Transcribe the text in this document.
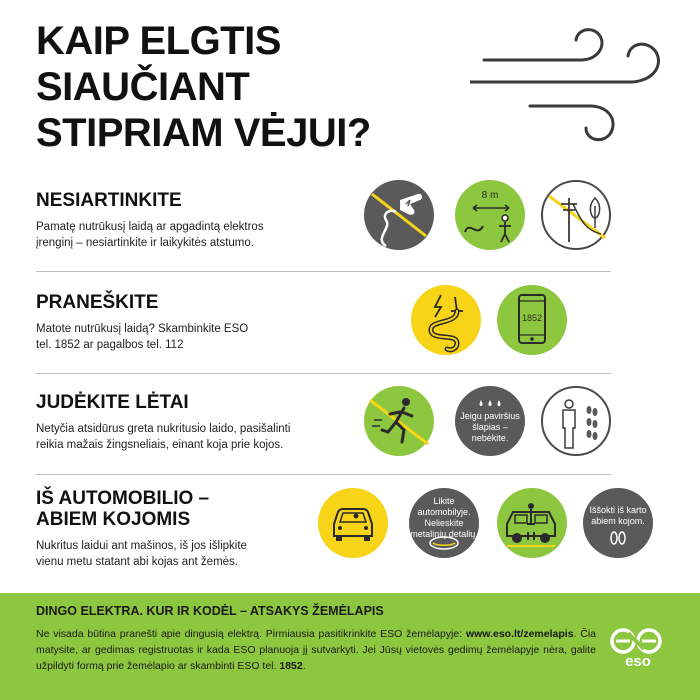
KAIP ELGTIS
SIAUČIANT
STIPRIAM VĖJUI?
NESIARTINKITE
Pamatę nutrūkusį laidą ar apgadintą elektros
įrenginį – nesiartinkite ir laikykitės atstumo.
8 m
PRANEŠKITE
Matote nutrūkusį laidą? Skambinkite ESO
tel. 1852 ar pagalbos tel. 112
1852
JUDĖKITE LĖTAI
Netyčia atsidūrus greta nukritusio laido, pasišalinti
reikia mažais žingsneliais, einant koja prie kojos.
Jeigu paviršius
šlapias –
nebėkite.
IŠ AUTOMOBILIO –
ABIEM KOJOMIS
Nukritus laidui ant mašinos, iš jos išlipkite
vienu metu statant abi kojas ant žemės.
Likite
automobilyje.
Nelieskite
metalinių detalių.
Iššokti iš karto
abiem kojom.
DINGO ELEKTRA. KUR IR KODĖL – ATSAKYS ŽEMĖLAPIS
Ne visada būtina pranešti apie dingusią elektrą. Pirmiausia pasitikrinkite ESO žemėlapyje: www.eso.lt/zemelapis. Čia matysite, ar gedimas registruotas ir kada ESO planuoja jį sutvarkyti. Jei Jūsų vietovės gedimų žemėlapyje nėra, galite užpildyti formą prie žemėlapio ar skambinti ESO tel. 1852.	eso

---

— SET EXERCISE —
Nothing but the pictures may be dropped; output the records above exactly.

— TASK RESULT —
Transcribe the text in this document.
KAIP ELGTIS
SIAUČIANT
STIPRIAM VĖJUI?
NESIARTINKITE
Pamatę nutrūkusį laidą ar apgadintą elektros
įrenginį – nesiartinkite ir laikykitės atstumo.
8 m
PRANEŠKITE
Matote nutrūkusį laidą? Skambinkite ESO
tel. 1852 ar pagalbos tel. 112
1852
JUDĖKITE LĖTAI
Netyčia atsidūrus greta nukritusio laido, pasišalinti
reikia mažais žingsneliais, einant koja prie kojos.
Jeigu paviršius
šlapias –
nebėkite.
IŠ AUTOMOBILIO –
ABIEM KOJOMIS
Nukritus laidui ant mašinos, iš jos išlipkite
vienu metu statant abi kojas ant žemės.
Likite
automobilyje.
Nelieskite
metalinių detalių.
Iššokti iš karto
abiem kojom.
DINGO ELEKTRA. KUR IR KODĖL – ATSAKYS ŽEMĖLAPIS
Ne visada būtina pranešti apie dingusią elektrą. Pirmiausia pasitikrinkite ESO žemėlapyje: www.eso.lt/zemelapis. Čia matysite, ar gedimas registruotas ir kada ESO planuoja jį sutvarkyti. Jei Jūsų vietovės gedimų žemėlapyje nėra, galite užpildyti formą prie žemėlapio ar skambinti ESO tel. 1852.	eso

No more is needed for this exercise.